> [REQUIRED TASK]: Print all records exactly, leaving nothing out.
* Start *
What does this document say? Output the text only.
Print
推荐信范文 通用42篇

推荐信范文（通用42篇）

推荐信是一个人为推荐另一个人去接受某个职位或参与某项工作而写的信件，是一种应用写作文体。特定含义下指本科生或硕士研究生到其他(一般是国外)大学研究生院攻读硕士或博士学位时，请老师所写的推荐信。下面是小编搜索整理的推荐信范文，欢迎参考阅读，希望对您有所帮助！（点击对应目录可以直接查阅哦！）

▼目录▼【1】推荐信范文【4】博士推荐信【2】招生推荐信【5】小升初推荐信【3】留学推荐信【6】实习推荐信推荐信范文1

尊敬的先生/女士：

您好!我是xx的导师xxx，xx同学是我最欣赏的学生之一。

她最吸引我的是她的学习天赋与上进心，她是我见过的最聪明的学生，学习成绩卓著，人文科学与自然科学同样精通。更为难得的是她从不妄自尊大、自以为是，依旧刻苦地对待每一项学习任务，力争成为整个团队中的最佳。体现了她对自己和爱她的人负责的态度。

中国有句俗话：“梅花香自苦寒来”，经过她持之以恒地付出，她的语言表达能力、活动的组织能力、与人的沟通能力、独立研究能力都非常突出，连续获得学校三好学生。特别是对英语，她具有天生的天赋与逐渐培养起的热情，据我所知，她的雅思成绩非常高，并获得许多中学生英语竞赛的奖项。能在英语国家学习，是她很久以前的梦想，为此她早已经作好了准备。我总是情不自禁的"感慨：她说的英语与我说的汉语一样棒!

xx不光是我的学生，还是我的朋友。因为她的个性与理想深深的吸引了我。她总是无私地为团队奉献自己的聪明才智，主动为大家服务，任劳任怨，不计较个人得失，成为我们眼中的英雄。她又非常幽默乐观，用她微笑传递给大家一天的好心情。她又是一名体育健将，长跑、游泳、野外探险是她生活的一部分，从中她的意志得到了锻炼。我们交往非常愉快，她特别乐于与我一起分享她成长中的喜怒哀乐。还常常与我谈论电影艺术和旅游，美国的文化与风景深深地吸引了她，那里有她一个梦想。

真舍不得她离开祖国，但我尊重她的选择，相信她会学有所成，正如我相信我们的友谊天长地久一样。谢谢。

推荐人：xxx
* End *
> [ANSWER IN FULL]:
What does this document say? Output the text only.
Print
推荐信范文 通用42篇

推荐信范文（通用42篇）

推荐信是一个人为推荐另一个人去接受某个职位或参与某项工作而写的信件，是一种应用写作文体。特定含义下指本科生或硕士研究生到其他(一般是国外)大学研究生院攻读硕士或博士学位时，请老师所写的推荐信。下面是小编搜索整理的推荐信范文，欢迎参考阅读，希望对您有所帮助！（点击对应目录可以直接查阅哦！）

▼目录▼【1】推荐信范文【4】博士推荐信【2】招生推荐信【5】小升初推荐信【3】留学推荐信【6】实习推荐信推荐信范文1

尊敬的先生/女士：

您好!我是xx的导师xxx，xx同学是我最欣赏的学生之一。

她最吸引我的是她的学习天赋与上进心，她是我见过的最聪明的学生，学习成绩卓著，人文科学与自然科学同样精通。更为难得的是她从不妄自尊大、自以为是，依旧刻苦地对待每一项学习任务，力争成为整个团队中的最佳。体现了她对自己和爱她的人负责的态度。

中国有句俗话：“梅花香自苦寒来”，经过她持之以恒地付出，她的语言表达能力、活动的组织能力、与人的沟通能力、独立研究能力都非常突出，连续获得学校三好学生。特别是对英语，她具有天生的天赋与逐渐培养起的热情，据我所知，她的雅思成绩非常高，并获得许多中学生英语竞赛的奖项。能在英语国家学习，是她很久以前的梦想，为此她早已经作好了准备。我总是情不自禁的"感慨：她说的英语与我说的汉语一样棒!

xx不光是我的学生，还是我的朋友。因为她的个性与理想深深的吸引了我。她总是无私地为团队奉献自己的聪明才智，主动为大家服务，任劳任怨，不计较个人得失，成为我们眼中的英雄。她又非常幽默乐观，用她微笑传递给大家一天的好心情。她又是一名体育健将，长跑、游泳、野外探险是她生活的一部分，从中她的意志得到了锻炼。我们交往非常愉快，她特别乐于与我一起分享她成长中的喜怒哀乐。还常常与我谈论电影艺术和旅游，美国的文化与风景深深地吸引了她，那里有她一个梦想。

真舍不得她离开祖国，但我尊重她的选择，相信她会学有所成，正如我相信我们的友谊天长地久一样。谢谢。

推荐人：xxx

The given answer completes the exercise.